• [AIM OF THE TASK]:
Narrow the data below down to the lines containing "อการใช".

DATASET ENTRIES start

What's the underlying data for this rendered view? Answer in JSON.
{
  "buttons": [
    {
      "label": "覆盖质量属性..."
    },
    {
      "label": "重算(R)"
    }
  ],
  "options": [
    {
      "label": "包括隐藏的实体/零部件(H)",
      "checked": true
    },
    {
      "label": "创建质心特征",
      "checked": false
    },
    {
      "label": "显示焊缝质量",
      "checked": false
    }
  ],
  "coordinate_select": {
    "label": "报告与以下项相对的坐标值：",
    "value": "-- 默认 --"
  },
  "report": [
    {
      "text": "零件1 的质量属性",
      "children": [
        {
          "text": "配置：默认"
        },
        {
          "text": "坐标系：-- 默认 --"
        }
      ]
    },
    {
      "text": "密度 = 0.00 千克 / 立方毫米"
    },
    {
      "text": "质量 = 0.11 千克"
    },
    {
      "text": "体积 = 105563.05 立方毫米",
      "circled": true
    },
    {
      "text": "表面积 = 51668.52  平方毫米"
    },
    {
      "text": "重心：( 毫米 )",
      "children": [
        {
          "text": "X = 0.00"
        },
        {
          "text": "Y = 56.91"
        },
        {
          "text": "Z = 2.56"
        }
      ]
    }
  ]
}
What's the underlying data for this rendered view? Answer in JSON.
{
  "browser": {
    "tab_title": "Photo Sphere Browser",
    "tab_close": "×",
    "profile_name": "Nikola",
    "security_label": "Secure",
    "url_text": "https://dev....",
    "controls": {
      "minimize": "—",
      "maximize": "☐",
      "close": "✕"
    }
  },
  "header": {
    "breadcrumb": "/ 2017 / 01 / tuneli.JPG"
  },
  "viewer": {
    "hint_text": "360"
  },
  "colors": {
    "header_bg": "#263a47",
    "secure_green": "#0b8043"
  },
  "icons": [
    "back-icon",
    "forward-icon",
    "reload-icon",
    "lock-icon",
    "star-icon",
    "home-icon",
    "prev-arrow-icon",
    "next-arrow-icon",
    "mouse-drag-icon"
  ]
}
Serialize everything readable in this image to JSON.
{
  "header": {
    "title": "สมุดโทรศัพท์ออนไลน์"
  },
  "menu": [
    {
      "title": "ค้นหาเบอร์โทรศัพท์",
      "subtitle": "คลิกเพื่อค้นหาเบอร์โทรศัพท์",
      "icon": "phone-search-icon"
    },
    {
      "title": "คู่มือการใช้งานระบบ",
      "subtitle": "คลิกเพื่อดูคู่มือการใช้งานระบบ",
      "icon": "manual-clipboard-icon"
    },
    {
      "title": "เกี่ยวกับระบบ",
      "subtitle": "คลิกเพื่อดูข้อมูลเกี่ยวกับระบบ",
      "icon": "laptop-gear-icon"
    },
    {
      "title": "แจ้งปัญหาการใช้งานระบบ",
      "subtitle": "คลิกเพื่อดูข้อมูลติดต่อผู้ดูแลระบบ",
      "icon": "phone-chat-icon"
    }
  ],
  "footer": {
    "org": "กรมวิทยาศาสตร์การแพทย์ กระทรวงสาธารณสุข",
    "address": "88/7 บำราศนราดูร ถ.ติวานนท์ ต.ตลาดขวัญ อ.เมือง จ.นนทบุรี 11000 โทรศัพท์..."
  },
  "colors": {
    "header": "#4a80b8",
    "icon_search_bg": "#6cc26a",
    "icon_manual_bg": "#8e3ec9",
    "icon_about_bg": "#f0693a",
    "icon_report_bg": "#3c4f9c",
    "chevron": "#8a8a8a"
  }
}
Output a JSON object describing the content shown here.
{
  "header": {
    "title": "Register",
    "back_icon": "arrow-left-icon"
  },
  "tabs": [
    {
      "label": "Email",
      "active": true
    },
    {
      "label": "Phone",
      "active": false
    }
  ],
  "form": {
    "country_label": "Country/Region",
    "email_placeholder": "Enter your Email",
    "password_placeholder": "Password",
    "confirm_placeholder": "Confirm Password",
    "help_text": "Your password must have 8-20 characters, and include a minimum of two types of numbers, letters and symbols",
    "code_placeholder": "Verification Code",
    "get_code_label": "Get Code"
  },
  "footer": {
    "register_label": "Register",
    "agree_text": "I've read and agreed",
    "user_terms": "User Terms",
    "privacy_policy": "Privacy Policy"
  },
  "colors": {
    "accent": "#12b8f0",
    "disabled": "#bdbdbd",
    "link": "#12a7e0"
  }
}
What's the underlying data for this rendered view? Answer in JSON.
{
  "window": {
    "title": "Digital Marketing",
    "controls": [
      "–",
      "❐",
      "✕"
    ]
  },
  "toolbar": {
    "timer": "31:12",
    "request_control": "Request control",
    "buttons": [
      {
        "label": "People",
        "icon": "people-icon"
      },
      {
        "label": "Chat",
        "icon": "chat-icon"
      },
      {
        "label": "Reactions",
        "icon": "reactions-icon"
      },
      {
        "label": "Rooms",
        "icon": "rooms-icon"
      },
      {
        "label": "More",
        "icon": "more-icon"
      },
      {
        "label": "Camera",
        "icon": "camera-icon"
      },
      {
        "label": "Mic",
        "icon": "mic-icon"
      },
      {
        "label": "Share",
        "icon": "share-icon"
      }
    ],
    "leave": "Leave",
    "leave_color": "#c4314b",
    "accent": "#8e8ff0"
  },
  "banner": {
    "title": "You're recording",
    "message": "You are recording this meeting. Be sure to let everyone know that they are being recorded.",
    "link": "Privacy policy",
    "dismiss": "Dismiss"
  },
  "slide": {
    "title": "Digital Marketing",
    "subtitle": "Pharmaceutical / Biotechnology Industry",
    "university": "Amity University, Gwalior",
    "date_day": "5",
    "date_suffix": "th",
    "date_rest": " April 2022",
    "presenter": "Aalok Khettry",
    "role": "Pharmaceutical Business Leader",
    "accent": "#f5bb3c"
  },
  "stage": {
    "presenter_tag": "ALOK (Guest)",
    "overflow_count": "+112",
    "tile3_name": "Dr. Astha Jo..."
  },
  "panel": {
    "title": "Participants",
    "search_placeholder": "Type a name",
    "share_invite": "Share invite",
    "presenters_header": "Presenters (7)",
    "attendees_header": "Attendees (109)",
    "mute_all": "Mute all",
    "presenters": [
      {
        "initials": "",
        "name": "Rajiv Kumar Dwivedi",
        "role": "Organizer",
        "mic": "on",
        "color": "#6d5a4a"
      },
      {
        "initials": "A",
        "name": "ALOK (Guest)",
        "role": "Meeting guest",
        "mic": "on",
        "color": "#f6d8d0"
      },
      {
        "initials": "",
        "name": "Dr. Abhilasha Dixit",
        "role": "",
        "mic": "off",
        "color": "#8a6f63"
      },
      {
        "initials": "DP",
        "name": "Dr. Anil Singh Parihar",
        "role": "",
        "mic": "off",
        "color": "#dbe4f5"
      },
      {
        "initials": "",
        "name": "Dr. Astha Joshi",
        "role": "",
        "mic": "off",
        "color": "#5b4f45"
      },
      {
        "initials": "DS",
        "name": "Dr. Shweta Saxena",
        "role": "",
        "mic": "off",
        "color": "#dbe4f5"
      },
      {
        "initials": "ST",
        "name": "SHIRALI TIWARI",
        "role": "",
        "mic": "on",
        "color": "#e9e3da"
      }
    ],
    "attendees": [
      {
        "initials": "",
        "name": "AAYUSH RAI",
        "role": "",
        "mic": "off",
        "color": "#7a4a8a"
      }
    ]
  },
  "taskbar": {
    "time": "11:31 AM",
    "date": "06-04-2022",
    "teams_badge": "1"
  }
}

DATASET ENTRIES end

• [COMPLETE OUTPUT]:
      "title": "คู่มือการใช้งานระบบ",
      "subtitle": "คลิกเพื่อดูคู่มือการใช้งานระบบ",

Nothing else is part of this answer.